/---
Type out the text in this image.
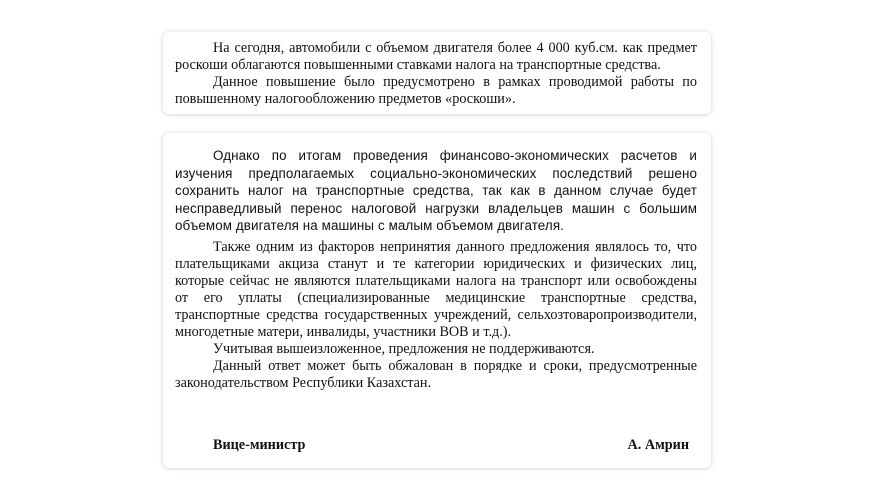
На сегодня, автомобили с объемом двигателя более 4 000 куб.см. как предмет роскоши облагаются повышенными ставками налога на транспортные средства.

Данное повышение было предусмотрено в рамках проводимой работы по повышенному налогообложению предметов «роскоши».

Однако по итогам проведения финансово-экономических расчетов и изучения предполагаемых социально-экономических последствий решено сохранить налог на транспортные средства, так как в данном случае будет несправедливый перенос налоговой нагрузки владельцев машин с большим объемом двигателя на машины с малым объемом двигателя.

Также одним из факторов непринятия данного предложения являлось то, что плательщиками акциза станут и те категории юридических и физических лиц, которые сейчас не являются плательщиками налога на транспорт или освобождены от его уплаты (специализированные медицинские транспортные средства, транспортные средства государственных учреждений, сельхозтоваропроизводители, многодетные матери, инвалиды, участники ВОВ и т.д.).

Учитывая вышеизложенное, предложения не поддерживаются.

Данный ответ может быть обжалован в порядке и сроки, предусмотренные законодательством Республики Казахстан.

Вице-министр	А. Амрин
\---
TASK INSTRUCTIONS:
Copy out the data above exactly, except the pictures.

EXERCISE RESPONSE:
Type out the text in this image.
На сегодня, автомобили с объемом двигателя более 4 000 куб.см. как предмет роскоши облагаются повышенными ставками налога на транспортные средства.

Данное повышение было предусмотрено в рамках проводимой работы по повышенному налогообложению предметов «роскоши».

Однако по итогам проведения финансово-экономических расчетов и изучения предполагаемых социально-экономических последствий решено сохранить налог на транспортные средства, так как в данном случае будет несправедливый перенос налоговой нагрузки владельцев машин с большим объемом двигателя на машины с малым объемом двигателя.

Также одним из факторов непринятия данного предложения являлось то, что плательщиками акциза станут и те категории юридических и физических лиц, которые сейчас не являются плательщиками налога на транспорт или освобождены от его уплаты (специализированные медицинские транспортные средства, транспортные средства государственных учреждений, сельхозтоваропроизводители, многодетные матери, инвалиды, участники ВОВ и т.д.).

Учитывая вышеизложенное, предложения не поддерживаются.

Данный ответ может быть обжалован в порядке и сроки, предусмотренные законодательством Республики Казахстан.

Вице-министр	А. Амрин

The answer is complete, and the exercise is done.